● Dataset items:
## BEGIN

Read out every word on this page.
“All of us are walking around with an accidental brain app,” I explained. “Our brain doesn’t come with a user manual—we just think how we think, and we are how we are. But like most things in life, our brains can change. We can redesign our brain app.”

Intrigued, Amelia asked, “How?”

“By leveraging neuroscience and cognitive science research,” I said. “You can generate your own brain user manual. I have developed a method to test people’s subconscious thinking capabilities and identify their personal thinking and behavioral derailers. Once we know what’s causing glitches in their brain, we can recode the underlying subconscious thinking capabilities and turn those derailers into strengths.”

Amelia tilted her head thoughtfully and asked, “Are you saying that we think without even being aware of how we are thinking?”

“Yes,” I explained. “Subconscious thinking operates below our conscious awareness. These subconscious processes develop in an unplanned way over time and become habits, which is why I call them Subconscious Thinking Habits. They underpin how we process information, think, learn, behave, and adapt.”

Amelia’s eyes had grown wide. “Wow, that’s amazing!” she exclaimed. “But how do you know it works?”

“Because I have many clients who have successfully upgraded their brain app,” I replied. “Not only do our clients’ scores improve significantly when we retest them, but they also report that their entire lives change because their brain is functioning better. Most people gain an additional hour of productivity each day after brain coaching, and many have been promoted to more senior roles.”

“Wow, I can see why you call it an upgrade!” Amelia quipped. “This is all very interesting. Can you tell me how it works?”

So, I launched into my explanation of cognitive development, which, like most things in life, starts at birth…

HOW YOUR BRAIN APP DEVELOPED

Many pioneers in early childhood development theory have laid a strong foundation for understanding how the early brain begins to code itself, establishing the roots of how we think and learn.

## END

● Directions: Reproduce the material precisely, including every line.

● Exercise result:
Read out every word on this page.
“All of us are walking around with an accidental brain app,” I explained. “Our brain doesn’t come with a user manual—we just think how we think, and we are how we are. But like most things in life, our brains can change. We can redesign our brain app.”

Intrigued, Amelia asked, “How?”

“By leveraging neuroscience and cognitive science research,” I said. “You can generate your own brain user manual. I have developed a method to test people’s subconscious thinking capabilities and identify their personal thinking and behavioral derailers. Once we know what’s causing glitches in their brain, we can recode the underlying subconscious thinking capabilities and turn those derailers into strengths.”

Amelia tilted her head thoughtfully and asked, “Are you saying that we think without even being aware of how we are thinking?”

“Yes,” I explained. “Subconscious thinking operates below our conscious awareness. These subconscious processes develop in an unplanned way over time and become habits, which is why I call them Subconscious Thinking Habits. They underpin how we process information, think, learn, behave, and adapt.”

Amelia’s eyes had grown wide. “Wow, that’s amazing!” she exclaimed. “But how do you know it works?”

“Because I have many clients who have successfully upgraded their brain app,” I replied. “Not only do our clients’ scores improve significantly when we retest them, but they also report that their entire lives change because their brain is functioning better. Most people gain an additional hour of productivity each day after brain coaching, and many have been promoted to more senior roles.”

“Wow, I can see why you call it an upgrade!” Amelia quipped. “This is all very interesting. Can you tell me how it works?”

So, I launched into my explanation of cognitive development, which, like most things in life, starts at birth…

HOW YOUR BRAIN APP DEVELOPED

Many pioneers in early childhood development theory have laid a strong foundation for understanding how the early brain begins to code itself, establishing the roots of how we think and learn.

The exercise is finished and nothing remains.